Records supplied:
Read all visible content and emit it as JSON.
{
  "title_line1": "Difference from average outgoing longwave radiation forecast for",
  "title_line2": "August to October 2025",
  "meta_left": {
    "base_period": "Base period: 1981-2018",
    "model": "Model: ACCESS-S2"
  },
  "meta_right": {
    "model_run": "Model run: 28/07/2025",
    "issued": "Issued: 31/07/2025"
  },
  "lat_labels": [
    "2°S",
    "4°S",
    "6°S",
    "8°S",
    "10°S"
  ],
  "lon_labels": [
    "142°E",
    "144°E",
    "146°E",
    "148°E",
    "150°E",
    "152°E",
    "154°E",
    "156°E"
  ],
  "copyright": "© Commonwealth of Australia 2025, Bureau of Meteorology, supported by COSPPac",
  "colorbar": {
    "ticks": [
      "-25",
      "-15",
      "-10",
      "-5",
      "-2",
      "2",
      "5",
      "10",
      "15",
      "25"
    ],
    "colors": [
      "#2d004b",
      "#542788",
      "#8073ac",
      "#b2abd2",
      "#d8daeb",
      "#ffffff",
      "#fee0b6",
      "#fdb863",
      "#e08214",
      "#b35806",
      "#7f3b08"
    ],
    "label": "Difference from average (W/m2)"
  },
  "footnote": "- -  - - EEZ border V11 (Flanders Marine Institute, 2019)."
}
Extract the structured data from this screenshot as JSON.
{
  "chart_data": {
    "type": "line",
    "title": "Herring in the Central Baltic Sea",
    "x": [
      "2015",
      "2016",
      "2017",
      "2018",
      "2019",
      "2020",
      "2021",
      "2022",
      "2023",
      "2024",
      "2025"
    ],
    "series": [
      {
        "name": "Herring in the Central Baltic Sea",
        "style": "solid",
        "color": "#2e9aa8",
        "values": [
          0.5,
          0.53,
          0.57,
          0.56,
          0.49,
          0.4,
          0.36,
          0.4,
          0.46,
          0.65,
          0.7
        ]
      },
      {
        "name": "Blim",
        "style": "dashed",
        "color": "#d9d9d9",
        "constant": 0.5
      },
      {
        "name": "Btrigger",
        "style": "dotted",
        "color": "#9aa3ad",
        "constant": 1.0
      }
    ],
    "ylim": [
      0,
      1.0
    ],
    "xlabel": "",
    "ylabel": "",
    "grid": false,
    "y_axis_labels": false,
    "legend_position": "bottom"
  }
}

Task details: Would you give the material above again, complete and exact?

Final answer:
Read all visible content and emit it as JSON.
{
  "title_line1": "Difference from average outgoing longwave radiation forecast for",
  "title_line2": "August to October 2025",
  "meta_left": {
    "base_period": "Base period: 1981-2018",
    "model": "Model: ACCESS-S2"
  },
  "meta_right": {
    "model_run": "Model run: 28/07/2025",
    "issued": "Issued: 31/07/2025"
  },
  "lat_labels": [
    "2°S",
    "4°S",
    "6°S",
    "8°S",
    "10°S"
  ],
  "lon_labels": [
    "142°E",
    "144°E",
    "146°E",
    "148°E",
    "150°E",
    "152°E",
    "154°E",
    "156°E"
  ],
  "copyright": "© Commonwealth of Australia 2025, Bureau of Meteorology, supported by COSPPac",
  "colorbar": {
    "ticks": [
      "-25",
      "-15",
      "-10",
      "-5",
      "-2",
      "2",
      "5",
      "10",
      "15",
      "25"
    ],
    "colors": [
      "#2d004b",
      "#542788",
      "#8073ac",
      "#b2abd2",
      "#d8daeb",
      "#ffffff",
      "#fee0b6",
      "#fdb863",
      "#e08214",
      "#b35806",
      "#7f3b08"
    ],
    "label": "Difference from average (W/m2)"
  },
  "footnote": "- -  - - EEZ border V11 (Flanders Marine Institute, 2019)."
}
Extract the structured data from this screenshot as JSON.
{
  "chart_data": {
    "type": "line",
    "title": "Herring in the Central Baltic Sea",
    "x": [
      "2015",
      "2016",
      "2017",
      "2018",
      "2019",
      "2020",
      "2021",
      "2022",
      "2023",
      "2024",
      "2025"
    ],
    "series": [
      {
        "name": "Herring in the Central Baltic Sea",
        "style": "solid",
        "color": "#2e9aa8",
        "values": [
          0.5,
          0.53,
          0.57,
          0.56,
          0.49,
          0.4,
          0.36,
          0.4,
          0.46,
          0.65,
          0.7
        ]
      },
      {
        "name": "Blim",
        "style": "dashed",
        "color": "#d9d9d9",
        "constant": 0.5
      },
      {
        "name": "Btrigger",
        "style": "dotted",
        "color": "#9aa3ad",
        "constant": 1.0
      }
    ],
    "ylim": [
      0,
      1.0
    ],
    "xlabel": "",
    "ylabel": "",
    "grid": false,
    "y_axis_labels": false,
    "legend_position": "bottom"
  }
}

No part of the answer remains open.